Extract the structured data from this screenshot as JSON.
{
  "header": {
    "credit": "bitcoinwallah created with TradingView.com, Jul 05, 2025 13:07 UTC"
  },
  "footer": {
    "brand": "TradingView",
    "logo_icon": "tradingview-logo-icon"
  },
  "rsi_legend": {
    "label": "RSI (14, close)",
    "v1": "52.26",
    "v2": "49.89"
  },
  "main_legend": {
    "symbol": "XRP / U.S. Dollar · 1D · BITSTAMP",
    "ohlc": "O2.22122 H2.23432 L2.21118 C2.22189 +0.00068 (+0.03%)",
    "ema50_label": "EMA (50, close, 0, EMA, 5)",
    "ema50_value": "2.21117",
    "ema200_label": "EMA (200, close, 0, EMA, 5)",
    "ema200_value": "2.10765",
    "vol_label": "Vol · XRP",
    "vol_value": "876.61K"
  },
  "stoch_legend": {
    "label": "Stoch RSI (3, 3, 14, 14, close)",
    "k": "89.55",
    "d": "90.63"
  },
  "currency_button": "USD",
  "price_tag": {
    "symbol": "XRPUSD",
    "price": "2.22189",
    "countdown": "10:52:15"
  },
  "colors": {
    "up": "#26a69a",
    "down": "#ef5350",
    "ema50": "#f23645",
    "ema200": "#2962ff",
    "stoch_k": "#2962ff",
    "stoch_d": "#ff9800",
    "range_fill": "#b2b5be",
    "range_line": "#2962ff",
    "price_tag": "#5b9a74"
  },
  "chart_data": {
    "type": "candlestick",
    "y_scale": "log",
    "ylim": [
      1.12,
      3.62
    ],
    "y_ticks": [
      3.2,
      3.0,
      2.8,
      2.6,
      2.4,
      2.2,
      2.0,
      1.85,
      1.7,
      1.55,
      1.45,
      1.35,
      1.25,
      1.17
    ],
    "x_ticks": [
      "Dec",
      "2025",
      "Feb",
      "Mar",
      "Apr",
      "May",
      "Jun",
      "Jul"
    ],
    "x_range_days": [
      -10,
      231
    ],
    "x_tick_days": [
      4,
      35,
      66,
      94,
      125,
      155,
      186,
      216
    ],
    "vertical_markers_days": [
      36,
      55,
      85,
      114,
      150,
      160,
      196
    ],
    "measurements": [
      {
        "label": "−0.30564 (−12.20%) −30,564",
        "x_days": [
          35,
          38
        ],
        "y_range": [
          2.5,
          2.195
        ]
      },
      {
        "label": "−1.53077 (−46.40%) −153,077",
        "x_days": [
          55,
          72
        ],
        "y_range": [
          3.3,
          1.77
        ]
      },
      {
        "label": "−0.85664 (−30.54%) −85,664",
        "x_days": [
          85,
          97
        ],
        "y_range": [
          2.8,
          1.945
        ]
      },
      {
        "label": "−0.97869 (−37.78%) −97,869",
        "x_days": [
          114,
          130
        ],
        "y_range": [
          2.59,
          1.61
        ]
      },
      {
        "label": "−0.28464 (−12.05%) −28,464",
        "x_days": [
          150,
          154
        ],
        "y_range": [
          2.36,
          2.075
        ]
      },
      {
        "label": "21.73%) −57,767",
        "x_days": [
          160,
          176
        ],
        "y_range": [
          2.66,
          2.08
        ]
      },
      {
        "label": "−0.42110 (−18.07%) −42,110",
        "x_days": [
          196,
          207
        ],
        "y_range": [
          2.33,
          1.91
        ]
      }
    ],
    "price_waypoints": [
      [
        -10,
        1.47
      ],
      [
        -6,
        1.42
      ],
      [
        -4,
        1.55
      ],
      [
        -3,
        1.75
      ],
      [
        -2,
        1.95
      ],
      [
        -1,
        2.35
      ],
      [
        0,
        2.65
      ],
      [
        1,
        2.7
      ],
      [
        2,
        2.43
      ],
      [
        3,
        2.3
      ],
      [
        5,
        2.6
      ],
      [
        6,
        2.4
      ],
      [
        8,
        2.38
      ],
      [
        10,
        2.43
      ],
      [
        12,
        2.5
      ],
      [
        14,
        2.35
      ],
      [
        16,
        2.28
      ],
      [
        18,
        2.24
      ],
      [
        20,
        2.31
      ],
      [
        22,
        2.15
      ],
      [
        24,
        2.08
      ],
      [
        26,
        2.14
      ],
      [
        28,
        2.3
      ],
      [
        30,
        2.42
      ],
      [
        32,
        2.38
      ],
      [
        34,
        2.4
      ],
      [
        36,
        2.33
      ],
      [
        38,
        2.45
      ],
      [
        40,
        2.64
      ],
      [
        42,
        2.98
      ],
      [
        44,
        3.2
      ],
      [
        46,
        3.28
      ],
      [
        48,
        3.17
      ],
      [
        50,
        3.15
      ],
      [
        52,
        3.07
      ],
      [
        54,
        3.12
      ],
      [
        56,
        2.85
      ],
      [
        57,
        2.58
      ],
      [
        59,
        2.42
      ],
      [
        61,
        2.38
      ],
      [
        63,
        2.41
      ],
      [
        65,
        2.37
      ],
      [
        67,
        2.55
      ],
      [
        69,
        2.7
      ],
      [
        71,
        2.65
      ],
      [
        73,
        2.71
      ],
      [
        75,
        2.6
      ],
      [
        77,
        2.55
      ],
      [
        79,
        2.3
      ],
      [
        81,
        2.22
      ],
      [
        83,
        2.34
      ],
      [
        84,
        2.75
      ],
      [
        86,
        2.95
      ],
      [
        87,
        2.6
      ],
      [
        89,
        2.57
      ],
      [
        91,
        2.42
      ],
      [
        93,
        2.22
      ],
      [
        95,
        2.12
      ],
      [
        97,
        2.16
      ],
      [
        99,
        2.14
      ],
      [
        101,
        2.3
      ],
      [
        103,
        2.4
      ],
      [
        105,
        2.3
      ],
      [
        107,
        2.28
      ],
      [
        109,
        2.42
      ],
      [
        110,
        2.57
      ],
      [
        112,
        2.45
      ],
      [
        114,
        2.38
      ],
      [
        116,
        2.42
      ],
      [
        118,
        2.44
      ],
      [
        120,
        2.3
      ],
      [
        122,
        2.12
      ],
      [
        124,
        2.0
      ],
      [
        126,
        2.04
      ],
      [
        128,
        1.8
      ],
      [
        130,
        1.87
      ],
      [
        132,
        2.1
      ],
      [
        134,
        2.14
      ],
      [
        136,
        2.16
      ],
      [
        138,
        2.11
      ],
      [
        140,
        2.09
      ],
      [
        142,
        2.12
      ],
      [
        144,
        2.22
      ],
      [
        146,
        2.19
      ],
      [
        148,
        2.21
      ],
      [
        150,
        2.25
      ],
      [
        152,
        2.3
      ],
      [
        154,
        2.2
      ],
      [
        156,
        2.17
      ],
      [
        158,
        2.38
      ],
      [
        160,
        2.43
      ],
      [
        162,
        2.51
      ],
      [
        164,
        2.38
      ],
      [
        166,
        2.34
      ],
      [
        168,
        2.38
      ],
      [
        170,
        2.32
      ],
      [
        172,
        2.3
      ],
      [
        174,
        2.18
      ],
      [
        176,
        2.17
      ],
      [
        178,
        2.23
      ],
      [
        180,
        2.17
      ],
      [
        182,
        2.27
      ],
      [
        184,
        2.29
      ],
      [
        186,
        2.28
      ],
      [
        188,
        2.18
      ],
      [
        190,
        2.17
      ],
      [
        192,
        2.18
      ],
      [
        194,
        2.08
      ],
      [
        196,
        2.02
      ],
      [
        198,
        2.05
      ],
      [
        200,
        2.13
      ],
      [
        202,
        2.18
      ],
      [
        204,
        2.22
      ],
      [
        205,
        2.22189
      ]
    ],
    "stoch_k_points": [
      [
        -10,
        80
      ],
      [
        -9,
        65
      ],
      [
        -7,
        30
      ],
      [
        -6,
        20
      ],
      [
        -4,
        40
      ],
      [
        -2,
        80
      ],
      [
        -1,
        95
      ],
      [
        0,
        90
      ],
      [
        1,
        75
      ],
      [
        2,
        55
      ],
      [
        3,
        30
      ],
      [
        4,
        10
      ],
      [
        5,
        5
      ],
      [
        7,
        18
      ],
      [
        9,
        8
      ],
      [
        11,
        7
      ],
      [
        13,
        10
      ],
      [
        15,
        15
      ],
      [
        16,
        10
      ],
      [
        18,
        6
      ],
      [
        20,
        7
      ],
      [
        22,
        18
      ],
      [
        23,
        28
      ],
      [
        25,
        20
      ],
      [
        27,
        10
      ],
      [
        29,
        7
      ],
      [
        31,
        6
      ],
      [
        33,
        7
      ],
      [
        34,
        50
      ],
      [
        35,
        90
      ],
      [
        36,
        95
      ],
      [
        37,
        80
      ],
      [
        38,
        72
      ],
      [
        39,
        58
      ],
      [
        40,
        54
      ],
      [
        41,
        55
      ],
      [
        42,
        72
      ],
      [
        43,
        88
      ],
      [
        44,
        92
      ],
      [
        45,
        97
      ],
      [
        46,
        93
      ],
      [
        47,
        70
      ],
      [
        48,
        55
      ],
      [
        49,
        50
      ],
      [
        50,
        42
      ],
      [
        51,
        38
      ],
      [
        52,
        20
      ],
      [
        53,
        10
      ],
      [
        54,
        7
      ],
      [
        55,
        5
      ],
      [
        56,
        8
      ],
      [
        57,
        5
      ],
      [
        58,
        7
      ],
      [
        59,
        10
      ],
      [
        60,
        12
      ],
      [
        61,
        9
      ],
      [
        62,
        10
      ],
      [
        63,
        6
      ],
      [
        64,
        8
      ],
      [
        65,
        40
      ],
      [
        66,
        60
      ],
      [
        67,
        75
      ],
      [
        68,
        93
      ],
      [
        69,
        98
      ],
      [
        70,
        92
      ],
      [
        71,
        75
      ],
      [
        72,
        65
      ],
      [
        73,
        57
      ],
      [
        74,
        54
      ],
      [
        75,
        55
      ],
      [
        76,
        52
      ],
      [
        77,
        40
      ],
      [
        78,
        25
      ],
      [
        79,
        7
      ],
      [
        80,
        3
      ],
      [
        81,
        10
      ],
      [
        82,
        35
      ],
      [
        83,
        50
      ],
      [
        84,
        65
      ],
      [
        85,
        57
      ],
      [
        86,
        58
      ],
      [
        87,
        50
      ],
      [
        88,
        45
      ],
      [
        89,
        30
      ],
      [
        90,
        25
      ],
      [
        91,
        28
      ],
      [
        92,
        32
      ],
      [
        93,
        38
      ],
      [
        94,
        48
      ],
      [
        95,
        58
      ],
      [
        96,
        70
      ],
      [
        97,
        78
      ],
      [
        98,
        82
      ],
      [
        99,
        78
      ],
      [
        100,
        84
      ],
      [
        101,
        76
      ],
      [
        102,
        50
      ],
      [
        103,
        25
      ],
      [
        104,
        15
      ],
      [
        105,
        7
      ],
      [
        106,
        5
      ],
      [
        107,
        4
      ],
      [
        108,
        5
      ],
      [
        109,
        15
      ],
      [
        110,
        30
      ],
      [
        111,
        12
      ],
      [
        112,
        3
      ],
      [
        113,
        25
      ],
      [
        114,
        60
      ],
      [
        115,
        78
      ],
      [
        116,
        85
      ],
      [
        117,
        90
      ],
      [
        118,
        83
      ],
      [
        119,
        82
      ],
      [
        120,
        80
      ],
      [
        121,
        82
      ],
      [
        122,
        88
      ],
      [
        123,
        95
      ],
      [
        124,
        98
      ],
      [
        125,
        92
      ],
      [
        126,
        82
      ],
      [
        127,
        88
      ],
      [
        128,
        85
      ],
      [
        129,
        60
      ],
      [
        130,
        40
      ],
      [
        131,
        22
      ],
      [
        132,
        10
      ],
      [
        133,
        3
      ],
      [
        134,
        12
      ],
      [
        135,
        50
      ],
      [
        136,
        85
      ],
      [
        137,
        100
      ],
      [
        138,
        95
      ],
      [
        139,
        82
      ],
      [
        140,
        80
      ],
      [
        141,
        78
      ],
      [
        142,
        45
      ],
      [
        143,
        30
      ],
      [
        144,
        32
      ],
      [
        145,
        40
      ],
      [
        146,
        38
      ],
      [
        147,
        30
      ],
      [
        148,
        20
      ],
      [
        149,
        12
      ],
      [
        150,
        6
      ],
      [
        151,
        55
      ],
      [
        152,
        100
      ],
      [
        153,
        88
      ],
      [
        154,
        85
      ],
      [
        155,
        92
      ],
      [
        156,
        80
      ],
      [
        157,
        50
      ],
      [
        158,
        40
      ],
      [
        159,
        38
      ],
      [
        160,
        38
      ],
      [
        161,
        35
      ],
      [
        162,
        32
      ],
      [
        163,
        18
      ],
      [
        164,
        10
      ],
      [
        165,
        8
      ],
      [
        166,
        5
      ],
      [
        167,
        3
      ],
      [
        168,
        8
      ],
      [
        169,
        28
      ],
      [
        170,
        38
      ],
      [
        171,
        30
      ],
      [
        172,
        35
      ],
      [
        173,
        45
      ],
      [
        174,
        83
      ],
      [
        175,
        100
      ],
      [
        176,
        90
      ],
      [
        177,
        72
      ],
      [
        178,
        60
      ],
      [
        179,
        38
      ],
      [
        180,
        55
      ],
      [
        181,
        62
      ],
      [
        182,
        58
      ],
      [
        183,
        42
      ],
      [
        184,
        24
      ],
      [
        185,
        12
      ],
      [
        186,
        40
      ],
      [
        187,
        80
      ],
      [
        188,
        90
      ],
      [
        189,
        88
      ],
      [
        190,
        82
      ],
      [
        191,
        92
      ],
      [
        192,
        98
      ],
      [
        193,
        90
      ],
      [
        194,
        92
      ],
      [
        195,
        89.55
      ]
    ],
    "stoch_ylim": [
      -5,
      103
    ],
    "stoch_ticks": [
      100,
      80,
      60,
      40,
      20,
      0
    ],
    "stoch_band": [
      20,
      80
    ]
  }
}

**AIM**
Gather each line in the data that holds the string "close".

**ANSWER TO THIS EXERCISE**
    "label": "RSI (14, close)",
    "ema50_label": "EMA (50, close, 0, EMA, 5)",
    "ema200_label": "EMA (200, close, 0, EMA, 5)",
    "label": "Stoch RSI (3, 3, 14, 14, close)",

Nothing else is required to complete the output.